Exercise goal: Say how many lines contain "this", using only the number.

Figure record listings:
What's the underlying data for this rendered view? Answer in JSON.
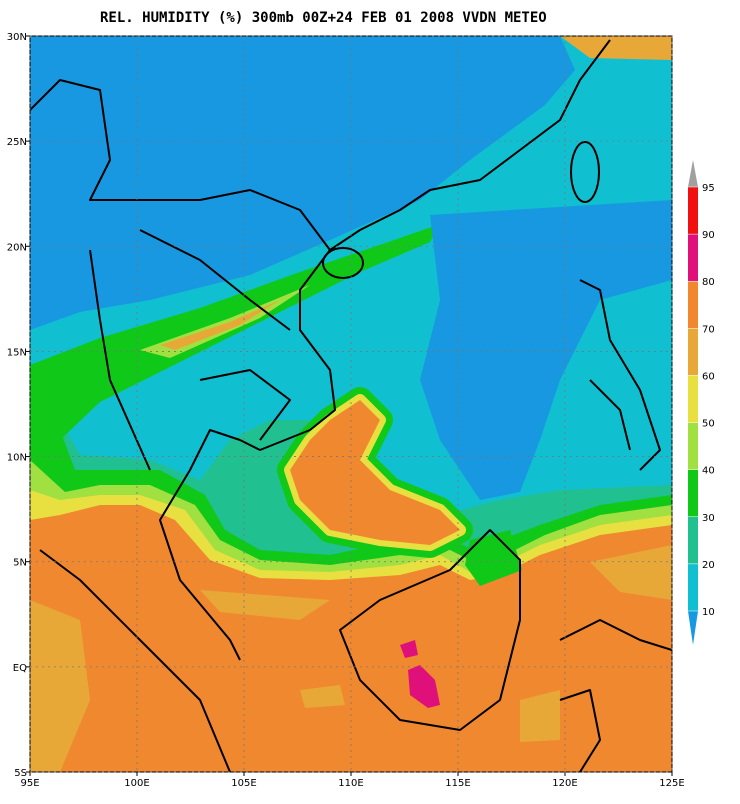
{
  "title": "REL. HUMIDITY (%) 300mb 00Z+24 FEB 01 2008 VVDN METEO",
  "lon_ticks": [
    {
      "value": 95,
      "label": "95E"
    },
    {
      "value": 100,
      "label": "100E"
    },
    {
      "value": 105,
      "label": "105E"
    },
    {
      "value": 110,
      "label": "110E"
    },
    {
      "value": 115,
      "label": "115E"
    },
    {
      "value": 120,
      "label": "120E"
    },
    {
      "value": 125,
      "label": "125E"
    }
  ],
  "lat_ticks": [
    {
      "value": 30,
      "label": "30N"
    },
    {
      "value": 25,
      "label": "25N"
    },
    {
      "value": 20,
      "label": "20N"
    },
    {
      "value": 15,
      "label": "15N"
    },
    {
      "value": 10,
      "label": "10N"
    },
    {
      "value": 5,
      "label": "5N"
    },
    {
      "value": 0,
      "label": "EQ"
    },
    {
      "value": -5,
      "label": "5S"
    }
  ],
  "legend": {
    "levels": [
      95,
      90,
      80,
      70,
      60,
      50,
      40,
      30,
      20,
      10
    ],
    "colors": [
      "#a0a0a0",
      "#f01010",
      "#e0107a",
      "#f08830",
      "#e8a838",
      "#e8e040",
      "#a0e040",
      "#10c818",
      "#20c090",
      "#10c0d0",
      "#1898e0"
    ]
  }
}
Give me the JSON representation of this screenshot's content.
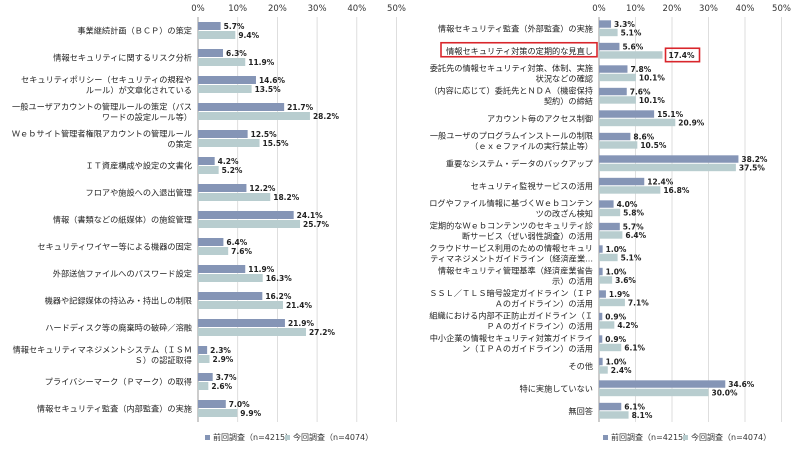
{
  "colors": {
    "prev": "#8595b6",
    "curr": "#b8cdcf",
    "highlight": "#d9262c"
  },
  "chart_data": [
    {
      "type": "bar",
      "orientation": "horizontal",
      "xlim": [
        0,
        50
      ],
      "ticks": [
        "0%",
        "10%",
        "20%",
        "30%",
        "40%",
        "50%"
      ],
      "legend": [
        "前回調査（n=4215）",
        "今回調査（n=4074）"
      ],
      "legend_position": "bottom",
      "categories": [
        [
          "事業継続計画（ＢＣＰ）の策定"
        ],
        [
          "情報セキュリティに関するリスク分析"
        ],
        [
          "セキュリティポリシー（セキュリティの規程や",
          "ルール）が文章化されている"
        ],
        [
          "一般ユーザアカウントの管理ルールの策定（パス",
          "ワードの設定ルール等）"
        ],
        [
          "Ｗｅｂサイト管理者権限アカウントの管理ルール",
          "の策定"
        ],
        [
          "ＩＴ資産構成や設定の文書化"
        ],
        [
          "フロアや施設への入退出管理"
        ],
        [
          "情報（書類などの紙媒体）の施錠管理"
        ],
        [
          "セキュリティワイヤー等による機器の固定"
        ],
        [
          "外部送信ファイルへのパスワード設定"
        ],
        [
          "機器や記録媒体の持込み・持出しの制限"
        ],
        [
          "ハードディスク等の廃棄時の破砕／溶融"
        ],
        [
          "情報セキュリティマネジメントシステム（ＩＳＭ",
          "Ｓ）の認証取得"
        ],
        [
          "プライバシーマーク（Ｐマーク）の取得"
        ],
        [
          "情報セキュリティ監査（内部監査）の実施"
        ]
      ],
      "series": [
        {
          "name": "前回調査（n=4215）",
          "values": [
            5.7,
            6.3,
            14.6,
            21.7,
            12.5,
            4.2,
            12.2,
            24.1,
            6.4,
            11.9,
            16.2,
            21.9,
            2.3,
            3.7,
            7.0
          ],
          "labels": [
            "5.7%",
            "6.3%",
            "14.6%",
            "21.7%",
            "12.5%",
            "4.2%",
            "12.2%",
            "24.1%",
            "6.4%",
            "11.9%",
            "16.2%",
            "21.9%",
            "2.3%",
            "3.7%",
            "7.0%"
          ]
        },
        {
          "name": "今回調査（n=4074）",
          "values": [
            9.4,
            11.9,
            13.5,
            28.2,
            15.5,
            5.2,
            18.2,
            25.7,
            7.6,
            16.3,
            21.4,
            27.2,
            2.9,
            2.6,
            9.9
          ],
          "labels": [
            "9.4%",
            "11.9%",
            "13.5%",
            "28.2%",
            "15.5%",
            "5.2%",
            "18.2%",
            "25.7%",
            "7.6%",
            "16.3%",
            "21.4%",
            "27.2%",
            "2.9%",
            "2.6%",
            "9.9%"
          ]
        }
      ]
    },
    {
      "type": "bar",
      "orientation": "horizontal",
      "xlim": [
        0,
        50
      ],
      "ticks": [
        "0%",
        "10%",
        "20%",
        "30%",
        "40%",
        "50%"
      ],
      "legend": [
        "前回調査（n=4215）",
        "今回調査（n=4074）"
      ],
      "legend_position": "bottom",
      "highlight_index": 1,
      "categories": [
        [
          "情報セキュリティ監査（外部監査）の実施"
        ],
        [
          "情報セキュリティ対策の定期的な見直し"
        ],
        [
          "委託先の情報セキュリティ対策、体制、実施",
          "状況などの確認"
        ],
        [
          "（内容に応じて）委託先とＮＤＡ（機密保持",
          "契約）の締結"
        ],
        [
          "アカウント毎のアクセス制御"
        ],
        [
          "一般ユーザのプログラムインストールの制限",
          "（ｅｘｅファイルの実行禁止等）"
        ],
        [
          "重要なシステム・データのバックアップ"
        ],
        [
          "セキュリティ監視サービスの活用"
        ],
        [
          "ログやファイル情報に基づくＷｅｂコンテン",
          "ツの改ざん検知"
        ],
        [
          "定期的なＷｅｂコンテンツのセキュリティ診",
          "断サービス（ぜい弱性調査）の活用"
        ],
        [
          "クラウドサービス利用のための情報セキュリ",
          "ティマネジメントガイドライン（経済産業..."
        ],
        [
          "情報セキュリティ管理基準（経済産業省告",
          "示）の活用"
        ],
        [
          "ＳＳＬ／ＴＬＳ暗号設定ガイドライン（ＩＰ",
          "Ａのガイドライン）の活用"
        ],
        [
          "組織における内部不正防止ガイドライン（Ｉ",
          "ＰＡのガイドライン）の活用"
        ],
        [
          "中小企業の情報セキュリティ対策ガイドライ",
          "ン（ＩＰＡのガイドライン）の活用"
        ],
        [
          "その他"
        ],
        [
          "特に実施していない"
        ],
        [
          "無回答"
        ]
      ],
      "series": [
        {
          "name": "前回調査（n=4215）",
          "values": [
            3.3,
            5.6,
            7.8,
            7.6,
            15.1,
            8.6,
            38.2,
            12.4,
            4.0,
            5.7,
            1.0,
            1.0,
            1.9,
            0.9,
            0.9,
            1.0,
            34.6,
            6.1
          ],
          "labels": [
            "3.3%",
            "5.6%",
            "7.8%",
            "7.6%",
            "15.1%",
            "8.6%",
            "38.2%",
            "12.4%",
            "4.0%",
            "5.7%",
            "1.0%",
            "1.0%",
            "1.9%",
            "0.9%",
            "0.9%",
            "1.0%",
            "34.6%",
            "6.1%"
          ]
        },
        {
          "name": "今回調査（n=4074）",
          "values": [
            5.1,
            17.4,
            10.1,
            10.1,
            20.9,
            10.5,
            37.5,
            16.8,
            5.8,
            6.4,
            5.1,
            3.6,
            7.1,
            4.2,
            6.1,
            2.4,
            30.0,
            8.1
          ],
          "labels": [
            "5.1%",
            "17.4%",
            "10.1%",
            "10.1%",
            "20.9%",
            "10.5%",
            "37.5%",
            "16.8%",
            "5.8%",
            "6.4%",
            "5.1%",
            "3.6%",
            "7.1%",
            "4.2%",
            "6.1%",
            "2.4%",
            "30.0%",
            "8.1%"
          ]
        }
      ]
    }
  ]
}
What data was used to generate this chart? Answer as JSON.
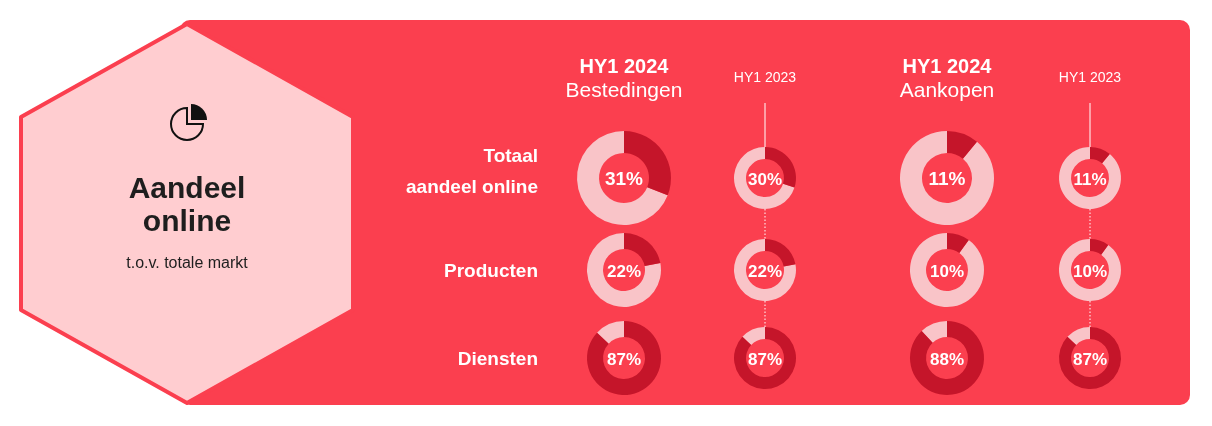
{
  "chart_data": [
    {
      "type": "other",
      "title": "Aandeel online",
      "subtitle": "t.o.v. totale markt",
      "color": "#fb3f4f",
      "annotations": [
        "HY1 2024",
        "Bestedingen",
        "HY1 2023",
        "HY1 2024",
        "Aankopen",
        "HY1 2023",
        "Totaal aandeel online",
        "Producten",
        "Diensten"
      ]
    },
    {
      "type": "donut",
      "categories": [
        null,
        null
      ],
      "values": [
        31,
        69
      ],
      "colors": [
        "#c5152a",
        "#f9c4c8"
      ],
      "annotations": [
        "31%"
      ]
    },
    {
      "type": "donut",
      "categories": [
        null,
        null
      ],
      "values": [
        30,
        70
      ],
      "colors": [
        "#c5152a",
        "#f9c4c8"
      ],
      "annotations": [
        "30%"
      ]
    },
    {
      "type": "donut",
      "categories": [
        null,
        null
      ],
      "values": [
        11,
        89
      ],
      "colors": [
        "#c5152a",
        "#f9c4c8"
      ],
      "annotations": [
        "11%"
      ]
    },
    {
      "type": "donut",
      "categories": [
        null,
        null
      ],
      "values": [
        11,
        89
      ],
      "colors": [
        "#c5152a",
        "#f9c4c8"
      ],
      "annotations": [
        "11%"
      ]
    },
    {
      "type": "donut",
      "categories": [
        null,
        null
      ],
      "values": [
        22,
        78
      ],
      "colors": [
        "#c5152a",
        "#f9c4c8"
      ],
      "annotations": [
        "22%"
      ]
    },
    {
      "type": "donut",
      "categories": [
        null,
        null
      ],
      "values": [
        22,
        78
      ],
      "colors": [
        "#c5152a",
        "#f9c4c8"
      ],
      "annotations": [
        "22%"
      ]
    },
    {
      "type": "donut",
      "categories": [
        null,
        null
      ],
      "values": [
        10,
        90
      ],
      "colors": [
        "#c5152a",
        "#f9c4c8"
      ],
      "annotations": [
        "10%"
      ]
    },
    {
      "type": "donut",
      "categories": [
        null,
        null
      ],
      "values": [
        10,
        90
      ],
      "colors": [
        "#c5152a",
        "#f9c4c8"
      ],
      "annotations": [
        "10%"
      ]
    },
    {
      "type": "donut",
      "categories": [
        null,
        null
      ],
      "values": [
        87,
        13
      ],
      "colors": [
        "#c5152a",
        "#f9c4c8"
      ],
      "annotations": [
        "87%"
      ]
    },
    {
      "type": "donut",
      "categories": [
        null,
        null
      ],
      "values": [
        87,
        13
      ],
      "colors": [
        "#c5152a",
        "#f9c4c8"
      ],
      "annotations": [
        "87%"
      ]
    },
    {
      "type": "donut",
      "categories": [
        null,
        null
      ],
      "values": [
        88,
        12
      ],
      "colors": [
        "#c5152a",
        "#f9c4c8"
      ],
      "annotations": [
        "88%"
      ]
    },
    {
      "type": "donut",
      "categories": [
        null,
        null
      ],
      "values": [
        87,
        13
      ],
      "colors": [
        "#c5152a",
        "#f9c4c8"
      ],
      "annotations": [
        "87%"
      ]
    }
  ]
}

Reply: 3